-- Records to process --
━━━━━━━━━━━━━━━━━━━━━━━━━━━━━━

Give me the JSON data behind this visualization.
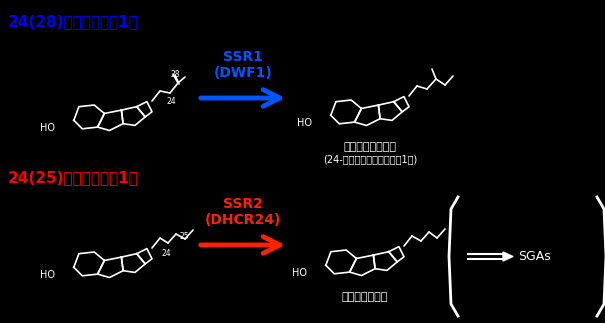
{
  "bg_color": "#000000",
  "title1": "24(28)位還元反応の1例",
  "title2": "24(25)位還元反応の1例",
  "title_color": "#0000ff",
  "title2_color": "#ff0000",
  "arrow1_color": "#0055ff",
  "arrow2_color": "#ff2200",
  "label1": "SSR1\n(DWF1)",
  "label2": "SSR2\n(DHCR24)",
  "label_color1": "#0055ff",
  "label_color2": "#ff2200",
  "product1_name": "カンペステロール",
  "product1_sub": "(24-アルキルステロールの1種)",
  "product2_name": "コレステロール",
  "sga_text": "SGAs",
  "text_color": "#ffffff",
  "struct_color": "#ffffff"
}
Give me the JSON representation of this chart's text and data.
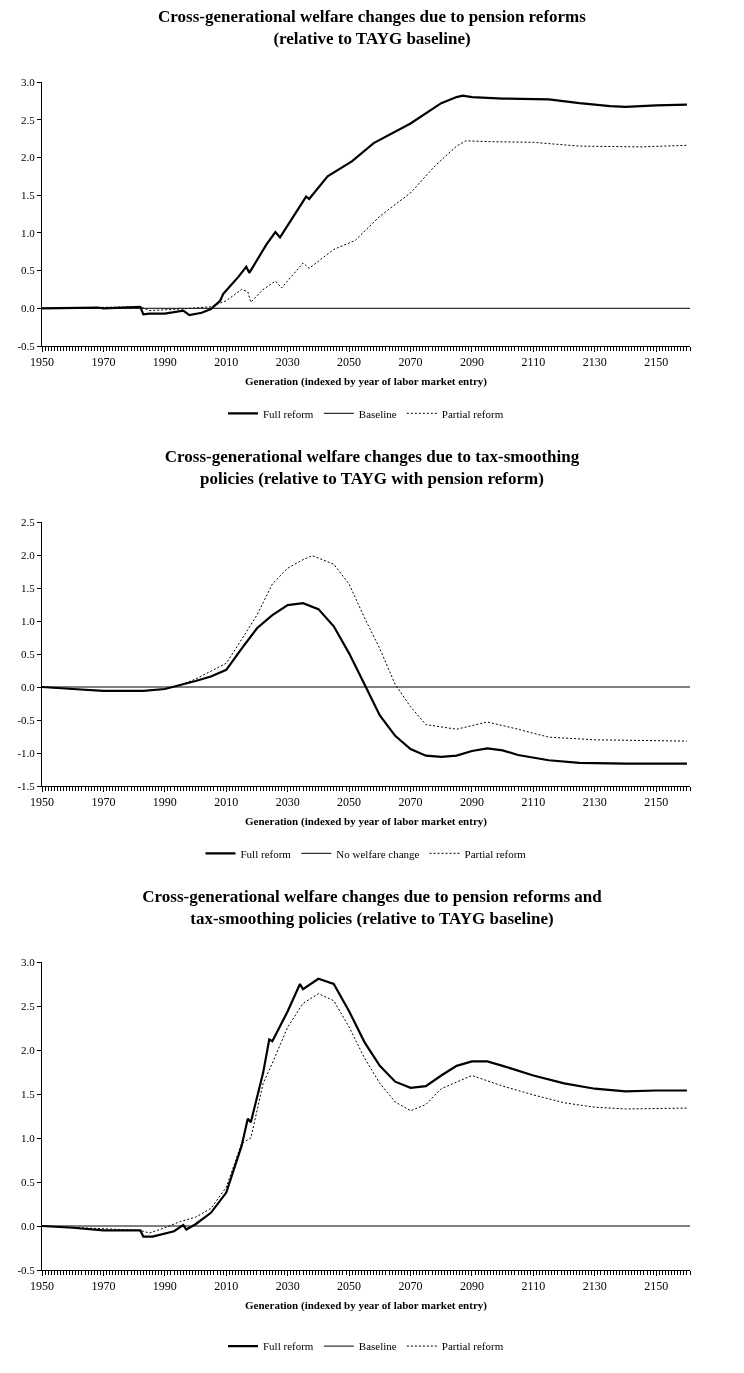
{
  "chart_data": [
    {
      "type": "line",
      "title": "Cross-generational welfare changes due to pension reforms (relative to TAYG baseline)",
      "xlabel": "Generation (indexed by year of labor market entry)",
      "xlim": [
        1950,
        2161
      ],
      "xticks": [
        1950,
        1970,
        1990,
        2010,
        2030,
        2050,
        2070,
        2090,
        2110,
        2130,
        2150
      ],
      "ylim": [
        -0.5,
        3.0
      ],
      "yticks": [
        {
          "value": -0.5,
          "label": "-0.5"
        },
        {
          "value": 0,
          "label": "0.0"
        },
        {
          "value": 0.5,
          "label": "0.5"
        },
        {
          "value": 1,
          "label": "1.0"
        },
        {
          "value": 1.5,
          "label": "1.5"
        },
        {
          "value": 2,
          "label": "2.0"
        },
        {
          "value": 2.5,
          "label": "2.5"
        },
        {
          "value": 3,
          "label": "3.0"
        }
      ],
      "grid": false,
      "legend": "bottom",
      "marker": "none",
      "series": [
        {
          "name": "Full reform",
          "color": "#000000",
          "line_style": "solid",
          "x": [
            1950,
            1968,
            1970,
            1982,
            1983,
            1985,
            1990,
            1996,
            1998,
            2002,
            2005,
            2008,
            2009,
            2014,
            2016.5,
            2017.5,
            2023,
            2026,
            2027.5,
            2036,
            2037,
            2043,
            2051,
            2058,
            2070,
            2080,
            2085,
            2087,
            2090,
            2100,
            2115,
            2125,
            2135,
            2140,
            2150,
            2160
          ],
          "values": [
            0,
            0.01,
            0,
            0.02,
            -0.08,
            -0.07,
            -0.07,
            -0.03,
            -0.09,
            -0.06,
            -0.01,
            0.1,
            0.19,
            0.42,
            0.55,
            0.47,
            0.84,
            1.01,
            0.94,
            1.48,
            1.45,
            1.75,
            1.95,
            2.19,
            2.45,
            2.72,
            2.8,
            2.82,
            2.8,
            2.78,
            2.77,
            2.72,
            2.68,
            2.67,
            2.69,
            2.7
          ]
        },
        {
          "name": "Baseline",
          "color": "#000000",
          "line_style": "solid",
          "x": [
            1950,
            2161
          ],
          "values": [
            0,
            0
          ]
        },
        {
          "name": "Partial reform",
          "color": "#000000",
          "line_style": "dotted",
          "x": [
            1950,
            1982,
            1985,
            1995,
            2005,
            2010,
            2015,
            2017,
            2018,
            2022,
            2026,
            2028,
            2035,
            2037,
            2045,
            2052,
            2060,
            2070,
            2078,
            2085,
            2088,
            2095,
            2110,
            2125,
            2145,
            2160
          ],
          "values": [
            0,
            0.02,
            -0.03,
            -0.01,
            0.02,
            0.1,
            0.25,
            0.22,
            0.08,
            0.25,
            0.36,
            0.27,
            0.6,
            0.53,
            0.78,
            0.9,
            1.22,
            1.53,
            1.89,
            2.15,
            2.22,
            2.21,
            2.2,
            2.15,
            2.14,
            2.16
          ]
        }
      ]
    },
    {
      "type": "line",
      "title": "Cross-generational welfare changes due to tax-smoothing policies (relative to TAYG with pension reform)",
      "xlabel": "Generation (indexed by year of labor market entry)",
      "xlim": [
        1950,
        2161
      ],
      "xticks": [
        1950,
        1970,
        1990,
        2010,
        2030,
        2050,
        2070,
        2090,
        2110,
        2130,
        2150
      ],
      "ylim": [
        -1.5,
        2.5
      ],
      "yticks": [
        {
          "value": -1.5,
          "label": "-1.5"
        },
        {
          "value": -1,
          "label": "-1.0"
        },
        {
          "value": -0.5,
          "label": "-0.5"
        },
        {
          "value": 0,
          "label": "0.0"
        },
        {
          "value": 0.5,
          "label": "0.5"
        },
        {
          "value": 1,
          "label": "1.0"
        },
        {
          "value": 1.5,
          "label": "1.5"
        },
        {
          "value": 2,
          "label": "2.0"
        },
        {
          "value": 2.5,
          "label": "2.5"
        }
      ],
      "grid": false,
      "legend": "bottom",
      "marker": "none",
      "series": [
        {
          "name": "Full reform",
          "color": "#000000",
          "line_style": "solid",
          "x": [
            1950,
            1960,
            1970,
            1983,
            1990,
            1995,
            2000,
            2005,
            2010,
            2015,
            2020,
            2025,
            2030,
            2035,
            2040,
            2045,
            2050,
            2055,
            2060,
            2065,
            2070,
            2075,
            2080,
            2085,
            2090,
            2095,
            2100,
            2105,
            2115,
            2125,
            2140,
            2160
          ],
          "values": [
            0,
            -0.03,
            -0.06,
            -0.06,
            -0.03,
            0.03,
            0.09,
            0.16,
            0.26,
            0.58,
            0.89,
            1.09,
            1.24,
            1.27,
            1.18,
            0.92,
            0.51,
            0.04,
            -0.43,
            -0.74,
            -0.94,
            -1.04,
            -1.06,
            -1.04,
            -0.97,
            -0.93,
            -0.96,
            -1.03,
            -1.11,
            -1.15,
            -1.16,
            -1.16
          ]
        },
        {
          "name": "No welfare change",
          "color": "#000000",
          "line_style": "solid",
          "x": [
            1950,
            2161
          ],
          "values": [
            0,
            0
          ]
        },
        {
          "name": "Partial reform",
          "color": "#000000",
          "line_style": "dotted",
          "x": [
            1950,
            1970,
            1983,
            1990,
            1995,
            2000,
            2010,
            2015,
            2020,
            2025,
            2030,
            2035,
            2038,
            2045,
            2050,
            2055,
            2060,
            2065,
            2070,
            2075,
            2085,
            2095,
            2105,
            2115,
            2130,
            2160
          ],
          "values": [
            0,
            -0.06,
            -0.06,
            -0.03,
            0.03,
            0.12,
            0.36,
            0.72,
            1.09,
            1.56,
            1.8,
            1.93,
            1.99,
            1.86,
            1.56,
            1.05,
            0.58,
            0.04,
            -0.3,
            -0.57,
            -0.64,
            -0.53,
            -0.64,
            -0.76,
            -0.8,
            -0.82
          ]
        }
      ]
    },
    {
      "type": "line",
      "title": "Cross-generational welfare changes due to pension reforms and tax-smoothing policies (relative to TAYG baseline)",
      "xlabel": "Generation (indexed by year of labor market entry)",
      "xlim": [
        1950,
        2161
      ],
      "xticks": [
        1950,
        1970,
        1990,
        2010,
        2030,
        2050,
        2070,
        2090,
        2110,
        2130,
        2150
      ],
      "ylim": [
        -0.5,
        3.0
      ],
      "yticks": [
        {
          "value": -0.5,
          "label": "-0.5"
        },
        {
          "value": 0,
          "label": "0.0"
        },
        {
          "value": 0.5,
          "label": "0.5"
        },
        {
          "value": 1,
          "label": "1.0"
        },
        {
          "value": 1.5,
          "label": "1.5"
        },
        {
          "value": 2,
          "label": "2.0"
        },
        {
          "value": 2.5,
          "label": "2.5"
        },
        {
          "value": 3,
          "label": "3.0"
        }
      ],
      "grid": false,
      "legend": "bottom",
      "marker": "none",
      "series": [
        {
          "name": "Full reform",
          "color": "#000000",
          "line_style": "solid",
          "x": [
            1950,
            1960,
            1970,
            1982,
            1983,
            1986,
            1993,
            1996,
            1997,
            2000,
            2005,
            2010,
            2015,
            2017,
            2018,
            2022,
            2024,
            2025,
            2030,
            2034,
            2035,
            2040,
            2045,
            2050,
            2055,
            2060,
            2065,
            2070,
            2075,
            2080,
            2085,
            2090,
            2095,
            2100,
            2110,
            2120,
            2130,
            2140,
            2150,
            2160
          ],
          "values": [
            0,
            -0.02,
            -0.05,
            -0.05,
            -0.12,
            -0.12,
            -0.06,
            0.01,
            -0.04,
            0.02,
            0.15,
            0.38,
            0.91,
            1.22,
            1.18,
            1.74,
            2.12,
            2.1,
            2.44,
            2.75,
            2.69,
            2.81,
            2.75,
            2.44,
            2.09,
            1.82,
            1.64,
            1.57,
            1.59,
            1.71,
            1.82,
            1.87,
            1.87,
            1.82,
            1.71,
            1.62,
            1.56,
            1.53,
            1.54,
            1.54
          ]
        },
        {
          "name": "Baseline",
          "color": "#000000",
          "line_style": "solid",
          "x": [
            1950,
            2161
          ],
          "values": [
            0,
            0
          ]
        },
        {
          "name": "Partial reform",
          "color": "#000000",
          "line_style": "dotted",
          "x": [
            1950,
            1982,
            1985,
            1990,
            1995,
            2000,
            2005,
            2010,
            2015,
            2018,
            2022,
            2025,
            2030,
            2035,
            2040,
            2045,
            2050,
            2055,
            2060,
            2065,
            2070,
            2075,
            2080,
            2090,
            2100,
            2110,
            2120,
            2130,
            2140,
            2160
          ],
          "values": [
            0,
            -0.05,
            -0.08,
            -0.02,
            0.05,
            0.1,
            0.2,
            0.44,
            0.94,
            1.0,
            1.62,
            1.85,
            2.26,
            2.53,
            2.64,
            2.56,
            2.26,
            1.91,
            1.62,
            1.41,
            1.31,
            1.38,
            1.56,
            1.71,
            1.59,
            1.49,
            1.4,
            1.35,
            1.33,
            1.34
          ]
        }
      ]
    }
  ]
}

━━━━━━━━━━━━━━━━━━━━━━━━━━━━━━

-- Task prompt --
Return every line from the records above that holds the word "relative".

-- Final result --
      "title": "Cross-generational welfare changes due to pension reforms (relative to TAYG baseline)",
      "title": "Cross-generational welfare changes due to tax-smoothing policies (relative to TAYG with pension reform)",
      "title": "Cross-generational welfare changes due to pension reforms and tax-smoothing policies (relative to TAYG baseline)",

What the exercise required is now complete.